> **Stated problem**:
Copy out the data exactly, leaving the pictures behind.

> **Data entries**:
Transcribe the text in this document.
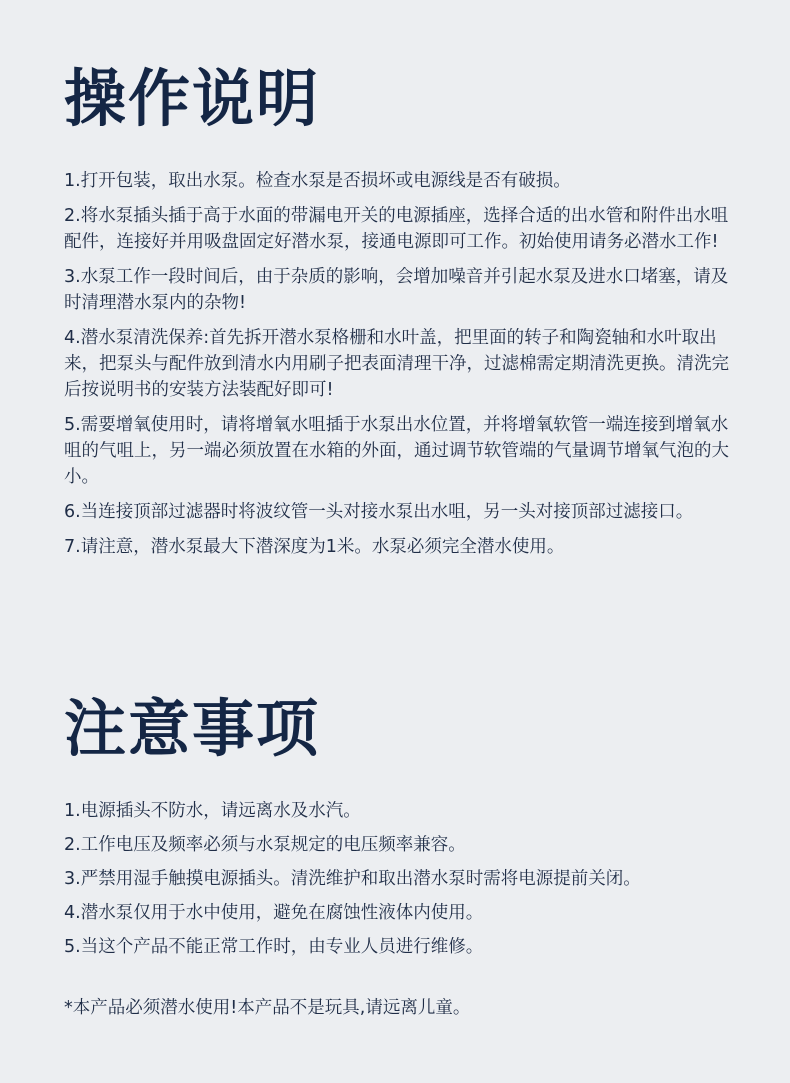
操作说明
1.打开包装，取出水泵。检查水泵是否损坏或电源线是否有破损。
2.将水泵插头插于高于水面的带漏电开关的电源插座，选择合适的出水管和附件出水咀配件，连接好并用吸盘固定好潜水泵，接通电源即可工作。初始使用请务必潜水工作!
3.水泵工作一段时间后，由于杂质的影响，会增加噪音并引起水泵及进水口堵塞，请及时清理潜水泵内的杂物!
4.潜水泵清洗保养:首先拆开潜水泵格栅和水叶盖，把里面的转子和陶瓷轴和水叶取出来，把泵头与配件放到清水内用刷子把表面清理干净，过滤棉需定期清洗更换。清洗完后按说明书的安装方法装配好即可!
5.需要增氧使用时，请将增氧水咀插于水泵出水位置，并将增氧软管一端连接到增氧水咀的气咀上，另一端必须放置在水箱的外面，通过调节软管端的气量调节增氧气泡的大小。
6.当连接顶部过滤器时将波纹管一头对接水泵出水咀，另一头对接顶部过滤接口。
7.请注意，潜水泵最大下潜深度为1米。水泵必须完全潜水使用。
注意事项
1.电源插头不防水，请远离水及水汽。
2.工作电压及频率必须与水泵规定的电压频率兼容。
3.严禁用湿手触摸电源插头。清洗维护和取出潜水泵时需将电源提前关闭。
4.潜水泵仅用于水中使用，避免在腐蚀性液体内使用。
5.当这个产品不能正常工作时，由专业人员进行维修。

*本产品必须潜水使用!本产品不是玩具,请远离儿童。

> **Expected answer**:
Transcribe the text in this document.
操作说明
1.打开包装，取出水泵。检查水泵是否损坏或电源线是否有破损。
2.将水泵插头插于高于水面的带漏电开关的电源插座，选择合适的出水管和附件出水咀配件，连接好并用吸盘固定好潜水泵，接通电源即可工作。初始使用请务必潜水工作!
3.水泵工作一段时间后，由于杂质的影响，会增加噪音并引起水泵及进水口堵塞，请及时清理潜水泵内的杂物!
4.潜水泵清洗保养:首先拆开潜水泵格栅和水叶盖，把里面的转子和陶瓷轴和水叶取出来，把泵头与配件放到清水内用刷子把表面清理干净，过滤棉需定期清洗更换。清洗完后按说明书的安装方法装配好即可!
5.需要增氧使用时，请将增氧水咀插于水泵出水位置，并将增氧软管一端连接到增氧水咀的气咀上，另一端必须放置在水箱的外面，通过调节软管端的气量调节增氧气泡的大小。
6.当连接顶部过滤器时将波纹管一头对接水泵出水咀，另一头对接顶部过滤接口。
7.请注意，潜水泵最大下潜深度为1米。水泵必须完全潜水使用。
注意事项
1.电源插头不防水，请远离水及水汽。
2.工作电压及频率必须与水泵规定的电压频率兼容。
3.严禁用湿手触摸电源插头。清洗维护和取出潜水泵时需将电源提前关闭。
4.潜水泵仅用于水中使用，避免在腐蚀性液体内使用。
5.当这个产品不能正常工作时，由专业人员进行维修。

*本产品必须潜水使用!本产品不是玩具,请远离儿童。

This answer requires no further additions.